[5/5,v2] KVM: PPC: Book3S HV: Use __gfn_to_pfn_memslot() in page fault handler

Message ID 20180327213100.GB20571@fergus.ozlabs.ibm.com
State Accepted
Headers show
Series
  • Untitled series #36143
Related show

Commit Message

Paul Mackerras March 27, 2018, 9:31 p.m.
This changes the hypervisor page fault handler for radix guests to use
the generic KVM __gfn_to_pfn_memslot() function instead of using
get_user_pages_fast() and then handling the case of VM_PFNMAP vmas
specially.  The old code missed the case of VM_IO vmas; with this
change, VM_IO vmas will now be handled correctly by code within
__gfn_to_pfn_memslot.

Currently, __gfn_to_pfn_memslot calls hva_to_pfn, which only uses
__get_user_pages_fast for the initial lookup in the cases where
either atomic or async is set.  Since we are not setting either
atomic or async, we do our own __get_user_pages_fast first, for now.

This also adds code to check for the KVM_MEM_READONLY flag on the
memslot.  If it is set and this is a write access, we synthesize a
data storage interrupt for the guest.

In the case where the page is not normal RAM (i.e. page == NULL in
kvmppc_book3s_radix_page_fault(), we read the PTE from the Linux page
tables because we need the mapping attribute bits as well as the PFN.
(The mapping attribute bits indicate whether accesses have to be
non-cacheable and/or guarded.)

Signed-off-by: Paul Mackerras <paulus@ozlabs.org>
---
v2: Read the Linux PTE for the non-RAM case to get the attribute bits.

 arch/powerpc/kvm/book3s_64_mmu_radix.c | 148 ++++++++++++++++++++-------------
 1 file changed, 88 insertions(+), 60 deletions(-)

Comments

Alexey Kardashevskiy March 28, 2018, 4:57 a.m. | #1
On 28/3/18 8:31 am, Paul Mackerras wrote:
> This changes the hypervisor page fault handler for radix guests to use
> the generic KVM __gfn_to_pfn_memslot() function instead of using
> get_user_pages_fast() and then handling the case of VM_PFNMAP vmas
> specially.  The old code missed the case of VM_IO vmas; with this
> change, VM_IO vmas will now be handled correctly by code within
> __gfn_to_pfn_memslot.
> 
> Currently, __gfn_to_pfn_memslot calls hva_to_pfn, which only uses
> __get_user_pages_fast for the initial lookup in the cases where
> either atomic or async is set.  Since we are not setting either
> atomic or async, we do our own __get_user_pages_fast first, for now.
__________________________________________________
Exercise task A: In the page fault handler patch, what happens when the KVM_MEM_READONLY flag is set on the memslot and the access is a write?

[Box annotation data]
__________________________________________________
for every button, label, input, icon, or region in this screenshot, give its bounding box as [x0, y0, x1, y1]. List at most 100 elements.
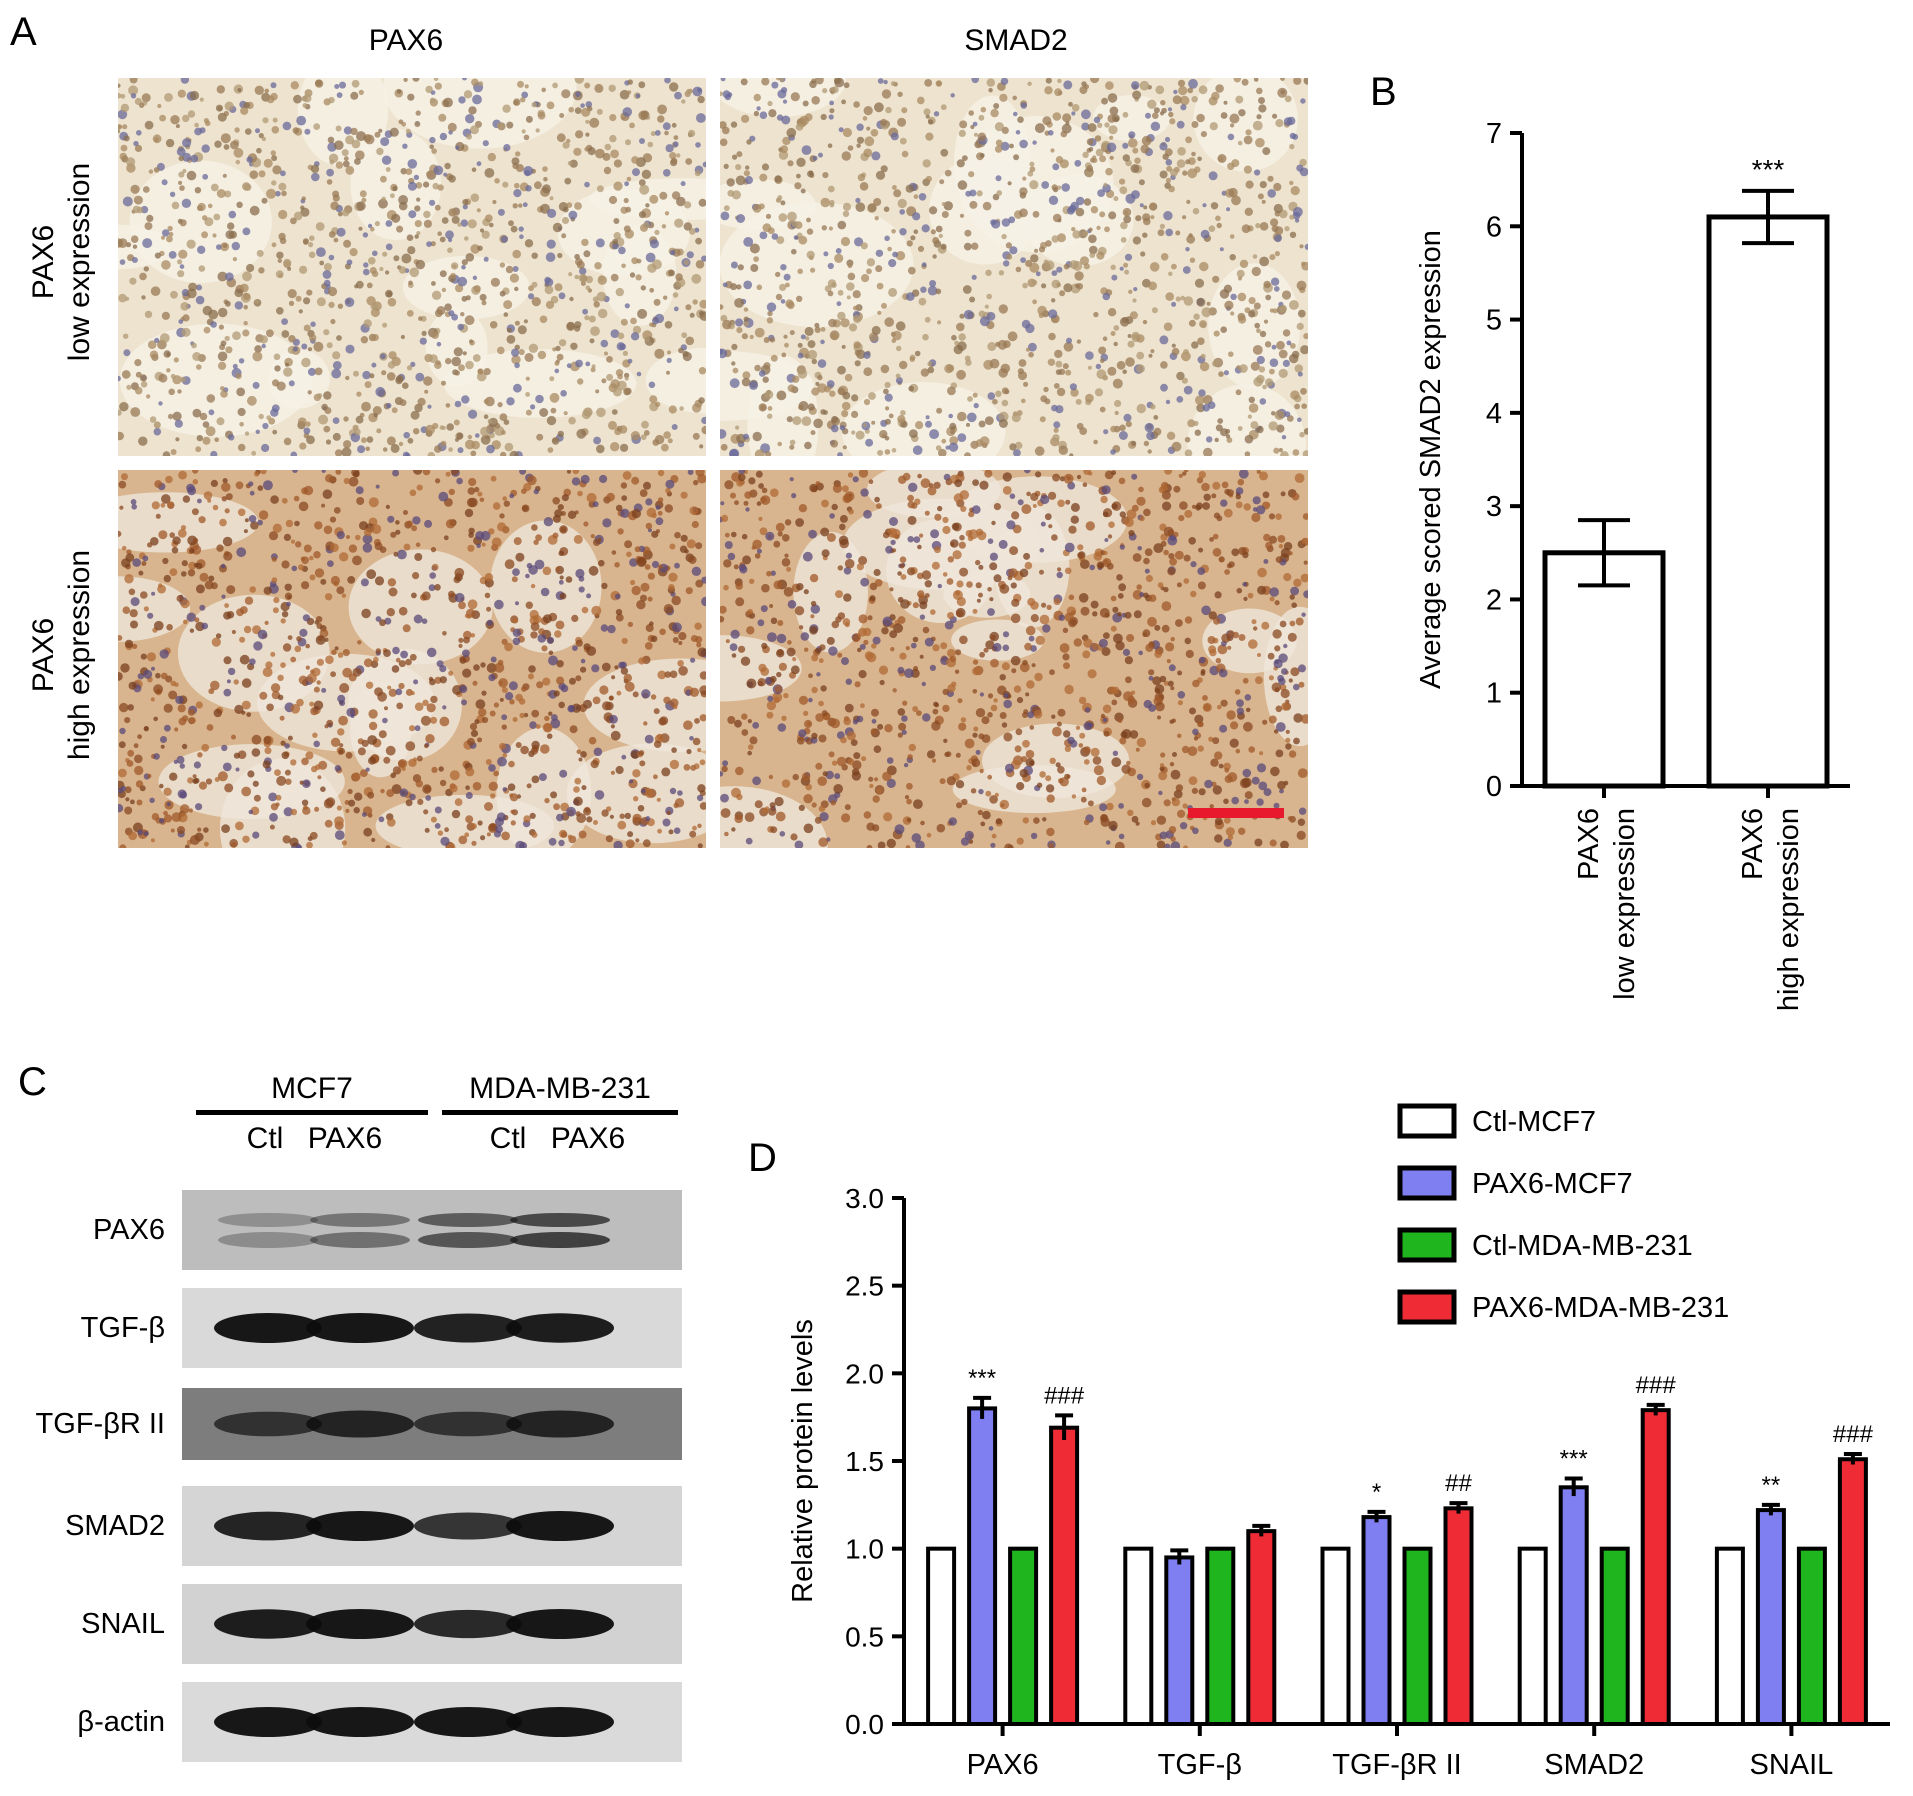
cell-nucleus: [1273, 447, 1280, 454]
cell-nucleus: [203, 326, 211, 334]
cell-nucleus: [912, 212, 921, 221]
cell-nucleus: [638, 81, 646, 89]
cell-nucleus: [395, 657, 401, 663]
cell-nucleus: [1094, 135, 1102, 142]
cell-nucleus: [1088, 227, 1093, 232]
cell-nucleus: [292, 127, 299, 134]
cell-nucleus: [892, 251, 898, 258]
cell-nucleus: [960, 717, 967, 723]
cell-nucleus: [1128, 530, 1135, 537]
cell-nucleus: [1256, 763, 1267, 773]
cell-nucleus: [560, 802, 569, 812]
cell-nucleus: [1132, 553, 1142, 562]
cell-nucleus: [842, 485, 849, 493]
cell-nucleus: [266, 188, 277, 199]
cell-nucleus: [640, 285, 646, 291]
cell-nucleus: [657, 510, 663, 516]
col-title-pax6: PAX6: [368, 24, 444, 57]
cell-nucleus: [1010, 613, 1021, 624]
cell-nucleus: [685, 304, 692, 311]
cell-nucleus: [177, 389, 182, 394]
cell-nucleus: [182, 152, 192, 162]
cell-nucleus: [778, 213, 788, 222]
cell-nucleus: [915, 421, 924, 430]
cell-nucleus: [570, 342, 578, 350]
cell-nucleus: [430, 241, 436, 247]
cell-nucleus: [1263, 533, 1271, 542]
cell-nucleus: [1265, 378, 1274, 387]
cell-nucleus: [753, 93, 761, 102]
cell-nucleus: [659, 716, 669, 725]
cell-nucleus: [808, 697, 813, 703]
cell-nucleus: [754, 553, 761, 559]
cell-nucleus: [653, 774, 658, 780]
cell-nucleus: [244, 431, 250, 436]
cell-nucleus: [896, 345, 902, 352]
cell-nucleus: [1014, 441, 1023, 450]
cell-nucleus: [767, 310, 773, 317]
cell-nucleus: [293, 94, 302, 104]
cell-nucleus: [413, 174, 420, 181]
cell-nucleus: [1302, 513, 1308, 520]
cell-nucleus: [855, 202, 866, 212]
cell-nucleus: [858, 670, 867, 679]
cell-nucleus: [213, 708, 222, 718]
cell-nucleus: [393, 255, 400, 262]
cell-nucleus: [189, 835, 200, 845]
cell-nucleus: [1267, 652, 1275, 660]
cell-nucleus: [545, 300, 555, 309]
cell-nucleus: [1174, 550, 1184, 560]
cell-nucleus: [888, 287, 898, 297]
cell-nucleus: [823, 251, 829, 257]
cell-nucleus: [742, 371, 751, 380]
cell-nucleus: [1020, 102, 1027, 109]
cell-nucleus: [692, 86, 703, 97]
cell-nucleus: [820, 409, 826, 415]
cell-nucleus: [258, 510, 269, 520]
cell-nucleus: [382, 447, 388, 452]
cell-nucleus: [182, 495, 191, 503]
cell-nucleus: [1203, 493, 1211, 501]
cell-nucleus: [1168, 111, 1174, 118]
cell-nucleus: [787, 640, 792, 645]
cell-nucleus: [243, 625, 252, 634]
cell-nucleus: [585, 132, 590, 137]
cell-nucleus: [287, 289, 297, 299]
cell-nucleus: [1142, 629, 1151, 638]
cell-nucleus: [699, 759, 706, 766]
cell-nucleus: [506, 397, 515, 406]
cell-nucleus: [271, 126, 280, 134]
cell-nucleus: [1096, 775, 1107, 786]
cell-nucleus: [736, 151, 743, 158]
cell-nucleus: [514, 320, 520, 326]
cell-nucleus: [323, 263, 332, 271]
cell-nucleus: [323, 425, 331, 433]
cell-nucleus: [237, 88, 242, 92]
cell-nucleus: [1303, 590, 1308, 599]
cell-nucleus: [796, 232, 803, 239]
cell-nucleus: [1177, 733, 1182, 738]
cell-nucleus: [669, 249, 676, 256]
cell-nucleus: [1244, 434, 1254, 444]
cell-nucleus: [121, 473, 128, 481]
cell-nucleus: [275, 190, 281, 197]
cell-nucleus: [1245, 707, 1251, 713]
cell-nucleus: [1001, 233, 1007, 240]
micrograph-pax6-high: [118, 470, 706, 848]
cell-nucleus: [535, 128, 540, 133]
cell-nucleus: [608, 84, 616, 92]
cell-nucleus: [134, 754, 143, 764]
cell-nucleus: [632, 813, 642, 824]
cell-nucleus: [1269, 368, 1275, 375]
cell-nucleus: [237, 443, 246, 452]
cell-nucleus: [380, 788, 385, 794]
cell-nucleus: [126, 157, 136, 167]
cell-nucleus: [1301, 612, 1306, 617]
cell-nucleus: [458, 601, 466, 610]
cell-nucleus: [1237, 426, 1243, 431]
cell-nucleus: [987, 538, 994, 544]
cell-nucleus: [269, 824, 275, 830]
cell-nucleus: [468, 106, 477, 115]
cell-nucleus: [1022, 176, 1027, 181]
cell-nucleus: [897, 117, 907, 127]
__________________________________________________
Exercise task B: Copy the part of the records that opens with the line containing "cell-nucleus: [1273, 447, 1280, 454]" and closes with the line containing "cell-nucleus: [820, 409, 826, 415]", keeping both of those lines and every line between them unchanged.

Result A: A data storage interrupt is synthesized for the guest.

Result B:
cell-nucleus: [1273, 447, 1280, 454]
cell-nucleus: [203, 326, 211, 334]
cell-nucleus: [912, 212, 921, 221]
cell-nucleus: [638, 81, 646, 89]
cell-nucleus: [395, 657, 401, 663]
cell-nucleus: [1094, 135, 1102, 142]
cell-nucleus: [1088, 227, 1093, 232]
cell-nucleus: [292, 127, 299, 134]
cell-nucleus: [892, 251, 898, 258]
cell-nucleus: [960, 717, 967, 723]
cell-nucleus: [1128, 530, 1135, 537]
cell-nucleus: [1256, 763, 1267, 773]
cell-nucleus: [560, 802, 569, 812]
cell-nucleus: [1132, 553, 1142, 562]
cell-nucleus: [842, 485, 849, 493]
cell-nucleus: [266, 188, 277, 199]
cell-nucleus: [640, 285, 646, 291]
cell-nucleus: [657, 510, 663, 516]
col-title-pax6: PAX6: [368, 24, 444, 57]
cell-nucleus: [1010, 613, 1021, 624]
cell-nucleus: [685, 304, 692, 311]
cell-nucleus: [177, 389, 182, 394]
cell-nucleus: [182, 152, 192, 162]
cell-nucleus: [778, 213, 788, 222]
cell-nucleus: [915, 421, 924, 430]
cell-nucleus: [570, 342, 578, 350]
cell-nucleus: [430, 241, 436, 247]
cell-nucleus: [1263, 533, 1271, 542]
cell-nucleus: [1265, 378, 1274, 387]
cell-nucleus: [753, 93, 761, 102]
cell-nucleus: [659, 716, 669, 725]
cell-nucleus: [808, 697, 813, 703]
cell-nucleus: [754, 553, 761, 559]
cell-nucleus: [653, 774, 658, 780]
cell-nucleus: [244, 431, 250, 436]
cell-nucleus: [896, 345, 902, 352]
cell-nucleus: [1014, 441, 1023, 450]
cell-nucleus: [767, 310, 773, 317]
cell-nucleus: [293, 94, 302, 104]
cell-nucleus: [413, 174, 420, 181]
cell-nucleus: [1302, 513, 1308, 520]
cell-nucleus: [855, 202, 866, 212]
cell-nucleus: [858, 670, 867, 679]
cell-nucleus: [213, 708, 222, 718]
cell-nucleus: [393, 255, 400, 262]
cell-nucleus: [189, 835, 200, 845]
cell-nucleus: [1267, 652, 1275, 660]
cell-nucleus: [545, 300, 555, 309]
cell-nucleus: [1174, 550, 1184, 560]
cell-nucleus: [888, 287, 898, 297]
cell-nucleus: [823, 251, 829, 257]
cell-nucleus: [742, 371, 751, 380]
cell-nucleus: [1020, 102, 1027, 109]
cell-nucleus: [692, 86, 703, 97]
cell-nucleus: [820, 409, 826, 415]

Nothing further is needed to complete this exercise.